→ **What you have to do**:
Extract, from the records beneath this instruction, each line that contains the word "carga".
——
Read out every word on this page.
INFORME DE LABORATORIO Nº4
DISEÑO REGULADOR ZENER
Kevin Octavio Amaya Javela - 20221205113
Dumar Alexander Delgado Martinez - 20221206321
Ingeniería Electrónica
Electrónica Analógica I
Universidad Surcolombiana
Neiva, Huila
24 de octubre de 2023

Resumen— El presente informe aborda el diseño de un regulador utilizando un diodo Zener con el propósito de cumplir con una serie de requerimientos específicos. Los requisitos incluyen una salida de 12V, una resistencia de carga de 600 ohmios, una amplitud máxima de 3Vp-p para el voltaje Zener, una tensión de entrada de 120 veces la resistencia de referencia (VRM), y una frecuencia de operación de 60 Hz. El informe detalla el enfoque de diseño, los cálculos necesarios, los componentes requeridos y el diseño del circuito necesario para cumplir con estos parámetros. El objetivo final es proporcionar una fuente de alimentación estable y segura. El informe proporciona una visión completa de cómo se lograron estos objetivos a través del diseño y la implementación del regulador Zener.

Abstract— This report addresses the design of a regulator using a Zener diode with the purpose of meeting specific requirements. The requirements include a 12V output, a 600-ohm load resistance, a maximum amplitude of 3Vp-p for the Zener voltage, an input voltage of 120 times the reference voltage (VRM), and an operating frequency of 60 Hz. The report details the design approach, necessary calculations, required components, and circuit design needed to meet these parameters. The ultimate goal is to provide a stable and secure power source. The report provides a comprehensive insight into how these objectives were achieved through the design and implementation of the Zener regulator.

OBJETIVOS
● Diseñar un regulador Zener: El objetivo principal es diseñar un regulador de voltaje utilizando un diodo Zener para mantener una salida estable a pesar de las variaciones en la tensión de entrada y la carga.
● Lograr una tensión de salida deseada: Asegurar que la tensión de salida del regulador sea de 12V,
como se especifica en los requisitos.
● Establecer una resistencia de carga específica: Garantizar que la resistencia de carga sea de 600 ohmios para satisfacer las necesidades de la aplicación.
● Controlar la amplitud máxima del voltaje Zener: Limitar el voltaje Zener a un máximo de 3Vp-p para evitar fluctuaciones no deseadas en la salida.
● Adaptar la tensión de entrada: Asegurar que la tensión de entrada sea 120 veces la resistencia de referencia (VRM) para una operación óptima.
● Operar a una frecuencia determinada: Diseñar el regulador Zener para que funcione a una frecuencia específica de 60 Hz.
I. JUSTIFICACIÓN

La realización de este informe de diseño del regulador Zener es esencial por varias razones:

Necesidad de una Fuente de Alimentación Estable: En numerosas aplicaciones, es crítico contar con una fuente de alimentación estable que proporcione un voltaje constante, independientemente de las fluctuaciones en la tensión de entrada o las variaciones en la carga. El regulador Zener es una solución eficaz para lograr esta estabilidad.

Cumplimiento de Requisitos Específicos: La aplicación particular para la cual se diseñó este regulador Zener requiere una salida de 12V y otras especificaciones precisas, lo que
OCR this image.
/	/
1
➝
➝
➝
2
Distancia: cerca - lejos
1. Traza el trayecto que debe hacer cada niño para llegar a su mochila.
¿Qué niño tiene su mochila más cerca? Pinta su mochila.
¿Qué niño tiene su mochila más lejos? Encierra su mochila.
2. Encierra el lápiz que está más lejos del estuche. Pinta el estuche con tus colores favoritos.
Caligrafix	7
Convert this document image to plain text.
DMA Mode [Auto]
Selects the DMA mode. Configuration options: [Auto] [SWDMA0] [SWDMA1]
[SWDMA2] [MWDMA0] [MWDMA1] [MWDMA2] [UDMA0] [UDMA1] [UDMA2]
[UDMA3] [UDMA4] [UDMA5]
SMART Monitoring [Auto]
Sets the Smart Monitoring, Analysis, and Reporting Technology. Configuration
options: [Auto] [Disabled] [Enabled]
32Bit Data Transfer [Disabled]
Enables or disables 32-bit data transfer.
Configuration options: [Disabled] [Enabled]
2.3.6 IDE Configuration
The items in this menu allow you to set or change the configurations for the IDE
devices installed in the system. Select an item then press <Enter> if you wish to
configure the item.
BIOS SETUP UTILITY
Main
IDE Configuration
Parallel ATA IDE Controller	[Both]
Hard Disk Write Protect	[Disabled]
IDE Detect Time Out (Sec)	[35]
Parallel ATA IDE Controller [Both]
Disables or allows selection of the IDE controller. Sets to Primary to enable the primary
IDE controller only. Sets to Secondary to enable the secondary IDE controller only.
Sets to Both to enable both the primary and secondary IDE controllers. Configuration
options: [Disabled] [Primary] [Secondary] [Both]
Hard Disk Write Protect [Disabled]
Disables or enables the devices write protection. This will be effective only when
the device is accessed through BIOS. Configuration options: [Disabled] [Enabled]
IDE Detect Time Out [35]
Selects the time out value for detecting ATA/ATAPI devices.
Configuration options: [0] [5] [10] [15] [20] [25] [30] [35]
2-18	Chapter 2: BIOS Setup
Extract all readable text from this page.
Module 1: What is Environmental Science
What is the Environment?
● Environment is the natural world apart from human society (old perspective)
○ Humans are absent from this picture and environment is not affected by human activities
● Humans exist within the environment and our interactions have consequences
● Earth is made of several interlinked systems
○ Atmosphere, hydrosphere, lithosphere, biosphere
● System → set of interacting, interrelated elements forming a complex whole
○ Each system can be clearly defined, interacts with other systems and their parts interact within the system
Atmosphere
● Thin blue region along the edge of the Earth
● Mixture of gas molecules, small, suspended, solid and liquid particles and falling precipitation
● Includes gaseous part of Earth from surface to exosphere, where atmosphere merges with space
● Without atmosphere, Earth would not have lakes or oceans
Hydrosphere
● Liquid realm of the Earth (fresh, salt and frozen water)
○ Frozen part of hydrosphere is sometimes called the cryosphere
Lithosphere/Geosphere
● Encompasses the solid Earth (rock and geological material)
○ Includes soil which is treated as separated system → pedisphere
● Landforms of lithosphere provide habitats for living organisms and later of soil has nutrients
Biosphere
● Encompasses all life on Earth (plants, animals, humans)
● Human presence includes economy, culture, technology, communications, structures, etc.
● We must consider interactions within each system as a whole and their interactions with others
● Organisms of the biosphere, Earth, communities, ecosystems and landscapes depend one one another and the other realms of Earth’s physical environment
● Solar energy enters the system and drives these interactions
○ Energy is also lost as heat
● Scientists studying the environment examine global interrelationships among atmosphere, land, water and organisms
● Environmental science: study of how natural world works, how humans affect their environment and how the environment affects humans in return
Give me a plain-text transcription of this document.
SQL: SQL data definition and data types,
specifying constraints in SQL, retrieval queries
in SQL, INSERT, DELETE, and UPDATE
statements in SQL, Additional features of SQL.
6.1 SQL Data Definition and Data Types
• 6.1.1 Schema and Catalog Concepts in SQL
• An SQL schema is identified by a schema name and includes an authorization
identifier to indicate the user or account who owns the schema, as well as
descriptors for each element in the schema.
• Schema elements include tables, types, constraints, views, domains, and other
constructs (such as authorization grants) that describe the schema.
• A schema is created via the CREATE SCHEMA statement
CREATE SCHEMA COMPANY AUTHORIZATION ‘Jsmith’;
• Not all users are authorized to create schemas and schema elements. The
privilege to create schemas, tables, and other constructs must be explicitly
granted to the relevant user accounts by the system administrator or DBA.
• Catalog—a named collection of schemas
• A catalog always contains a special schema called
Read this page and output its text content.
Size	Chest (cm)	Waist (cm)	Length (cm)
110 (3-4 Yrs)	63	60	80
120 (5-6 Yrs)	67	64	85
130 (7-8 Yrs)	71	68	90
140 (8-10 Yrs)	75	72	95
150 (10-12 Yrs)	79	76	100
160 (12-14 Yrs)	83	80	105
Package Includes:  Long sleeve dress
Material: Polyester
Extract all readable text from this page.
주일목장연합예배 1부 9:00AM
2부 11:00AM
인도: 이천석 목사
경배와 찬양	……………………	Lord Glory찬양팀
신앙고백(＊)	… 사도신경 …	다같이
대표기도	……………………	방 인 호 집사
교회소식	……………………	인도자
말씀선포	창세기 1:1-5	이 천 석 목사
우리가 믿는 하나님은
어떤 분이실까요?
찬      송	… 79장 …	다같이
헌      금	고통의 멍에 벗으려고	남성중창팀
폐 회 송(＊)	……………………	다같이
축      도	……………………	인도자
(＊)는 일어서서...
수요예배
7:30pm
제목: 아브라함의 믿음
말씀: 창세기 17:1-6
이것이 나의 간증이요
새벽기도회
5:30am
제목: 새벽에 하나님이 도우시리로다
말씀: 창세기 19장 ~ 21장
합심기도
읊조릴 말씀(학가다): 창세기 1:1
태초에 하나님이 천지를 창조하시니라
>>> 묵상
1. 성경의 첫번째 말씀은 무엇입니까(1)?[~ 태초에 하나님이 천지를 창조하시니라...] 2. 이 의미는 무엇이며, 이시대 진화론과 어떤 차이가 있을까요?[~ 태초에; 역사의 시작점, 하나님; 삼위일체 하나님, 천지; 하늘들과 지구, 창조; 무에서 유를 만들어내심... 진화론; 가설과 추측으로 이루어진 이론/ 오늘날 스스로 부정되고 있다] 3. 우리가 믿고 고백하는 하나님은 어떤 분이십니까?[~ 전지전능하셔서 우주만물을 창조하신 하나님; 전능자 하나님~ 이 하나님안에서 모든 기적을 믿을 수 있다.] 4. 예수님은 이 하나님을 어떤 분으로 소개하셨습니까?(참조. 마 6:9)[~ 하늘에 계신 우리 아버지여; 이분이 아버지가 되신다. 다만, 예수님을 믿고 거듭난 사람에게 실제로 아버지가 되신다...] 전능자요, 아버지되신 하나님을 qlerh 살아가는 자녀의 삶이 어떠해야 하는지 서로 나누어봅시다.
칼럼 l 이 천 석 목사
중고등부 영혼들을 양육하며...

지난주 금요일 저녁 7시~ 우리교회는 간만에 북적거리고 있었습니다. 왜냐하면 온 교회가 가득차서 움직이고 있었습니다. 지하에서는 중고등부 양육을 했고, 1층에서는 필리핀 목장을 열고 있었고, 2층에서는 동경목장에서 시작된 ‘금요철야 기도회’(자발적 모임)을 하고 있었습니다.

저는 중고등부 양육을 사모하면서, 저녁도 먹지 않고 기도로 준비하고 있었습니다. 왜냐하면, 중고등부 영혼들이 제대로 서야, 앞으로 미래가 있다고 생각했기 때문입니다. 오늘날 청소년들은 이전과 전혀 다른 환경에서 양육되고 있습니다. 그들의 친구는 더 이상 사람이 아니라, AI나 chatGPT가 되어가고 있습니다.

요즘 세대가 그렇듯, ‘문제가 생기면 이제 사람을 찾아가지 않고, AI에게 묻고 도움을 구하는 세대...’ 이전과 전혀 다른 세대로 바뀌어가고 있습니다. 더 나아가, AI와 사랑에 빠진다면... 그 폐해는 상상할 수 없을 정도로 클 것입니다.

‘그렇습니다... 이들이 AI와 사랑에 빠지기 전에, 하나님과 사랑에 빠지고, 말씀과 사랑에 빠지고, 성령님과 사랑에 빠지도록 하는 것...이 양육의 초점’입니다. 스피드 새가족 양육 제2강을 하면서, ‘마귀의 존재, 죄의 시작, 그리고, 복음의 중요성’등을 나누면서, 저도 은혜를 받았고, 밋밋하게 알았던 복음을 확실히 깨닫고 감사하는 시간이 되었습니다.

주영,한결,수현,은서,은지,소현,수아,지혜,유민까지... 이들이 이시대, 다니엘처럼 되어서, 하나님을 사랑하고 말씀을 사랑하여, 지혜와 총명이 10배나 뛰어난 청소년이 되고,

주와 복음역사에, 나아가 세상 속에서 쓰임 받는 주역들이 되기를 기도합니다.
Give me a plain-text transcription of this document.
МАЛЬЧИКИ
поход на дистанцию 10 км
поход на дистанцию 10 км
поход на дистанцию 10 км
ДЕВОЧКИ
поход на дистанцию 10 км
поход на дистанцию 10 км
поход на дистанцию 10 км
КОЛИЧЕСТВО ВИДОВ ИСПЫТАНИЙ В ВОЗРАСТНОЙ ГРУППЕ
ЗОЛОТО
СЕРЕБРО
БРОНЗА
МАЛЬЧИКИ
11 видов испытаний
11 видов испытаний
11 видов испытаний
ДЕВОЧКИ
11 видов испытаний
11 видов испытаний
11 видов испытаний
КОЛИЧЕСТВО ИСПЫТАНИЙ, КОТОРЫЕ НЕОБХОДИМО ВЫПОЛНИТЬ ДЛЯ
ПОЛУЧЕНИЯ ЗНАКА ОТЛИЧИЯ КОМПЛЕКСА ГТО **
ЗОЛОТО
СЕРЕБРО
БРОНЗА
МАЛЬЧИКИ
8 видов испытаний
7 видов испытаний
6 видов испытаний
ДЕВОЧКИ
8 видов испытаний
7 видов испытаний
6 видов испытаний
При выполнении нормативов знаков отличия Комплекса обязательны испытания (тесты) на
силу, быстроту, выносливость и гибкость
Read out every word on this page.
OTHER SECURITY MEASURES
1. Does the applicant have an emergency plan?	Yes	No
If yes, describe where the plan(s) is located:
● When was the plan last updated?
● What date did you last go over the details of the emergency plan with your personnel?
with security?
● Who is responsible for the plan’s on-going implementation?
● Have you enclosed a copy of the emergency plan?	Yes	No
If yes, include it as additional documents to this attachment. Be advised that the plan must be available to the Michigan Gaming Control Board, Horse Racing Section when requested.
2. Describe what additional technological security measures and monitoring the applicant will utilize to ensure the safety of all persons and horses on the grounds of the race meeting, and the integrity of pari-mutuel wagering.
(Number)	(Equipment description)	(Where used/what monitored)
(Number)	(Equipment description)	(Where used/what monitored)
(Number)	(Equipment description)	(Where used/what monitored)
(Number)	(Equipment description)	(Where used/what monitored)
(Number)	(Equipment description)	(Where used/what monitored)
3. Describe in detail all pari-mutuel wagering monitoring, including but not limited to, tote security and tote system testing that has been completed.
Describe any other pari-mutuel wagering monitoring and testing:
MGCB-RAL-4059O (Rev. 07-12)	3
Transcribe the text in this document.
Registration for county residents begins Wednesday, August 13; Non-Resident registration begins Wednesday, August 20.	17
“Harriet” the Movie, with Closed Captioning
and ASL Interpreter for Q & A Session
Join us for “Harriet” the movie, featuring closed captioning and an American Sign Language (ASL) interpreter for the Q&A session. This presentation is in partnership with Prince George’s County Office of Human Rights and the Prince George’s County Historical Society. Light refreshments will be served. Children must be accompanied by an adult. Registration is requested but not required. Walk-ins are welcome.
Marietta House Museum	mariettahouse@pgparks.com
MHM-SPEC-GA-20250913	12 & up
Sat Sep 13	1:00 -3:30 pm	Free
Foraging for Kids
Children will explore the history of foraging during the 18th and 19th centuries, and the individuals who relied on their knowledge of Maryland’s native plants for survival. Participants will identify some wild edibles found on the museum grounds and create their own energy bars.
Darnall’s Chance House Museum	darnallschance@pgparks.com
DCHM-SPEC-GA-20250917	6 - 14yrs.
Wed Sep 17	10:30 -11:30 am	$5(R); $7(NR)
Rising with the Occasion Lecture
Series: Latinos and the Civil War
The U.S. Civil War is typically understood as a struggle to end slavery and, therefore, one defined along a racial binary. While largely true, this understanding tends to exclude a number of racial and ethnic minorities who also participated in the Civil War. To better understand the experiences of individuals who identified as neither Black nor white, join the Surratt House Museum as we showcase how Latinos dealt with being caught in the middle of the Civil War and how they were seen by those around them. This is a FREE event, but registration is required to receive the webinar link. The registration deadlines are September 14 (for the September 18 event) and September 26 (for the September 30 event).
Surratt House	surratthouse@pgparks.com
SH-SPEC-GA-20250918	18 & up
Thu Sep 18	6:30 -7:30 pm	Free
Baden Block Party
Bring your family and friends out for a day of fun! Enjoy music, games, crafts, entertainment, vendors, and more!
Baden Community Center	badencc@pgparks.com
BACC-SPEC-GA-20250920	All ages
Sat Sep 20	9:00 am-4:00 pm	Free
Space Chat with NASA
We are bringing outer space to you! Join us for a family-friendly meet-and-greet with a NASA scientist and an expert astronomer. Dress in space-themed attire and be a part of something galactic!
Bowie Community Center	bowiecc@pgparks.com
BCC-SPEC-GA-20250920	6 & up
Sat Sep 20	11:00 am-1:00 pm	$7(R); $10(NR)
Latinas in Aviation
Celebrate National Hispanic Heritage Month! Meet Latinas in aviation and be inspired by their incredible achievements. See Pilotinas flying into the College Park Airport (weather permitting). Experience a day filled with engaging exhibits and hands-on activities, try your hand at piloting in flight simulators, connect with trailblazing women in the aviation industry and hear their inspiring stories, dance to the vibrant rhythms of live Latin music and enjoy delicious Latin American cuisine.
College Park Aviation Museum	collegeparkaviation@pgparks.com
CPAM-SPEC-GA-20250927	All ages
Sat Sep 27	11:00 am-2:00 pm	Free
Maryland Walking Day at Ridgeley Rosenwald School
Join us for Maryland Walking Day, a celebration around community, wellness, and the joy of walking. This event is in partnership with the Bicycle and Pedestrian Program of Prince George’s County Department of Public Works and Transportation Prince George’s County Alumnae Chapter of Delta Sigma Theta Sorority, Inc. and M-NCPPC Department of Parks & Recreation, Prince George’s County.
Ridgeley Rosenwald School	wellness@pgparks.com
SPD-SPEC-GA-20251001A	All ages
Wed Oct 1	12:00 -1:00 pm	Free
——
→ **Answer to this exercise**:
Resumen— El presente informe aborda el diseño de un regulador utilizando un diodo Zener con el propósito de cumplir con una serie de requerimientos específicos. Los requisitos incluyen una salida de 12V, una resistencia de carga de 600 ohmios, una amplitud máxima de 3Vp-p para el voltaje Zener, una tensión de entrada de 120 veces la resistencia de referencia (VRM), y una frecuencia de operación de 60 Hz. El informe detalla el enfoque de diseño, los cálculos necesarios, los componentes requeridos y el diseño del circuito necesario para cumplir con estos parámetros. El objetivo final es proporcionar una fuente de alimentación estable y segura. El informe proporciona una visión completa de cómo se lograron estos objetivos a través del diseño y la implementación del regulador Zener.
● Diseñar un regulador Zener: El objetivo principal es diseñar un regulador de voltaje utilizando un diodo Zener para mantener una salida estable a pesar de las variaciones en la tensión de entrada y la carga.
● Establecer una resistencia de carga específica: Garantizar que la resistencia de carga sea de 600 ohmios para satisfacer las necesidades de la aplicación.
Necesidad de una Fuente de Alimentación Estable: En numerosas aplicaciones, es crítico contar con una fuente de alimentación estable que proporcione un voltaje constante, independientemente de las fluctuaciones en la tensión de entrada o las variaciones en la carga. El regulador Zener es una solución eficaz para lograr esta estabilidad.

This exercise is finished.